ROWS:
□ □ □ □
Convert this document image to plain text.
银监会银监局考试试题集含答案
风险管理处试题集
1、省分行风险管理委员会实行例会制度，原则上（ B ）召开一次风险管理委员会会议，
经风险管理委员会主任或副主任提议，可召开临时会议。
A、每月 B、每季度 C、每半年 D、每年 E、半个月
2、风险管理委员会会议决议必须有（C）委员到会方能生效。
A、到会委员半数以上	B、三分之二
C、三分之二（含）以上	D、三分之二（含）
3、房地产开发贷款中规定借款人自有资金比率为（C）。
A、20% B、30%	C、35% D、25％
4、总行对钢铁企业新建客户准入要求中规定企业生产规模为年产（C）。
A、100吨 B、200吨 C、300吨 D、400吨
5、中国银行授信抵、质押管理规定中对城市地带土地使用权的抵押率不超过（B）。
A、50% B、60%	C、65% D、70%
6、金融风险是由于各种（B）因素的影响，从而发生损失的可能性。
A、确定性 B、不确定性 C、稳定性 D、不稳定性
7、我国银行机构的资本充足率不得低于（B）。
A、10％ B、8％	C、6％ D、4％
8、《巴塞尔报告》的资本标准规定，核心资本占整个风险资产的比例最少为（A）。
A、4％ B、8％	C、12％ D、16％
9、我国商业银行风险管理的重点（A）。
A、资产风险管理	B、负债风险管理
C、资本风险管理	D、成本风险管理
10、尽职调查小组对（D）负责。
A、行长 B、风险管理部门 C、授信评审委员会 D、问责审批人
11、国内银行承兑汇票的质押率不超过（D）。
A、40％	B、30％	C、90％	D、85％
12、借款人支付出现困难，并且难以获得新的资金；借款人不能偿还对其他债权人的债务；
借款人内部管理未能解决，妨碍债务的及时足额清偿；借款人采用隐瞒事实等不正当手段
□ □ □ □
WHAT YOU NEED TO DO:
Can you give every line above again, exactly as written?

RESULT:
Convert this document image to plain text.
银监会银监局考试试题集含答案
风险管理处试题集
1、省分行风险管理委员会实行例会制度，原则上（ B ）召开一次风险管理委员会会议，
经风险管理委员会主任或副主任提议，可召开临时会议。
A、每月 B、每季度 C、每半年 D、每年 E、半个月
2、风险管理委员会会议决议必须有（C）委员到会方能生效。
A、到会委员半数以上	B、三分之二
C、三分之二（含）以上	D、三分之二（含）
3、房地产开发贷款中规定借款人自有资金比率为（C）。
A、20% B、30%	C、35% D、25％
4、总行对钢铁企业新建客户准入要求中规定企业生产规模为年产（C）。
A、100吨 B、200吨 C、300吨 D、400吨
5、中国银行授信抵、质押管理规定中对城市地带土地使用权的抵押率不超过（B）。
A、50% B、60%	C、65% D、70%
6、金融风险是由于各种（B）因素的影响，从而发生损失的可能性。
A、确定性 B、不确定性 C、稳定性 D、不稳定性
7、我国银行机构的资本充足率不得低于（B）。
A、10％ B、8％	C、6％ D、4％
8、《巴塞尔报告》的资本标准规定，核心资本占整个风险资产的比例最少为（A）。
A、4％ B、8％	C、12％ D、16％
9、我国商业银行风险管理的重点（A）。
A、资产风险管理	B、负债风险管理
C、资本风险管理	D、成本风险管理
10、尽职调查小组对（D）负责。
A、行长 B、风险管理部门 C、授信评审委员会 D、问责审批人
11、国内银行承兑汇票的质押率不超过（D）。
A、40％	B、30％	C、90％	D、85％
12、借款人支付出现困难，并且难以获得新的资金；借款人不能偿还对其他债权人的债务；
借款人内部管理未能解决，妨碍债务的及时足额清偿；借款人采用隐瞒事实等不正当手段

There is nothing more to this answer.